• [Set task]:
The entries need to be copied exactly.
— Start of Supplied records —
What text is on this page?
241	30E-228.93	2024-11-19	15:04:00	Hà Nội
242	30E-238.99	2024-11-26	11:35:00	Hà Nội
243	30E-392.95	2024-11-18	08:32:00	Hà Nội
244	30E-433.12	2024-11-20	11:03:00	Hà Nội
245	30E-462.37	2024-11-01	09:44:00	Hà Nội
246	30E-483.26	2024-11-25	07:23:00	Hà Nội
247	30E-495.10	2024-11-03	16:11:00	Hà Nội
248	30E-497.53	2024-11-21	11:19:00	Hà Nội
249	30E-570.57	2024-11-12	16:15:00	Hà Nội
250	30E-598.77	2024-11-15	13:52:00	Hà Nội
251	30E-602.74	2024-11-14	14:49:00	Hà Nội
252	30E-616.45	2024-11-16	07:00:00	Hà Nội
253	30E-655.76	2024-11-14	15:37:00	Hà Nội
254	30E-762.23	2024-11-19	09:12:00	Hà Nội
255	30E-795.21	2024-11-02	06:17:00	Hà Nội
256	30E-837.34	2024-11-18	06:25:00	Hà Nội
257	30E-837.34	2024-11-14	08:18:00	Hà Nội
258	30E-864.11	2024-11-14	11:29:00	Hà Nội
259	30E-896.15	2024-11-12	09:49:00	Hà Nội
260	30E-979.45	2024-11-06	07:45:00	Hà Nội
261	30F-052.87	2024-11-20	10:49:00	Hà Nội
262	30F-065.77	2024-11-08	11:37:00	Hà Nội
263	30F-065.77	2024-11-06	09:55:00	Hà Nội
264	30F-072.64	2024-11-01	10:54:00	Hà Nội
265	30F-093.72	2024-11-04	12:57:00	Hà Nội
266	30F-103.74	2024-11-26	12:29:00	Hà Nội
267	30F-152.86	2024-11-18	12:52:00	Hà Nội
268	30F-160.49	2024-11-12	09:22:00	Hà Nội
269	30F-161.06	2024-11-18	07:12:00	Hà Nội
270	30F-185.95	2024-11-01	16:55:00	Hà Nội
— End of Supplied records —
• [Response to the task]:
What text is on this page?
241	30E-228.93	2024-11-19	15:04:00	Hà Nội
242	30E-238.99	2024-11-26	11:35:00	Hà Nội
243	30E-392.95	2024-11-18	08:32:00	Hà Nội
244	30E-433.12	2024-11-20	11:03:00	Hà Nội
245	30E-462.37	2024-11-01	09:44:00	Hà Nội
246	30E-483.26	2024-11-25	07:23:00	Hà Nội
247	30E-495.10	2024-11-03	16:11:00	Hà Nội
248	30E-497.53	2024-11-21	11:19:00	Hà Nội
249	30E-570.57	2024-11-12	16:15:00	Hà Nội
250	30E-598.77	2024-11-15	13:52:00	Hà Nội
251	30E-602.74	2024-11-14	14:49:00	Hà Nội
252	30E-616.45	2024-11-16	07:00:00	Hà Nội
253	30E-655.76	2024-11-14	15:37:00	Hà Nội
254	30E-762.23	2024-11-19	09:12:00	Hà Nội
255	30E-795.21	2024-11-02	06:17:00	Hà Nội
256	30E-837.34	2024-11-18	06:25:00	Hà Nội
257	30E-837.34	2024-11-14	08:18:00	Hà Nội
258	30E-864.11	2024-11-14	11:29:00	Hà Nội
259	30E-896.15	2024-11-12	09:49:00	Hà Nội
260	30E-979.45	2024-11-06	07:45:00	Hà Nội
261	30F-052.87	2024-11-20	10:49:00	Hà Nội
262	30F-065.77	2024-11-08	11:37:00	Hà Nội
263	30F-065.77	2024-11-06	09:55:00	Hà Nội
264	30F-072.64	2024-11-01	10:54:00	Hà Nội
265	30F-093.72	2024-11-04	12:57:00	Hà Nội
266	30F-103.74	2024-11-26	12:29:00	Hà Nội
267	30F-152.86	2024-11-18	12:52:00	Hà Nội
268	30F-160.49	2024-11-12	09:22:00	Hà Nội
269	30F-161.06	2024-11-18	07:12:00	Hà Nội
270	30F-185.95	2024-11-01	16:55:00	Hà Nội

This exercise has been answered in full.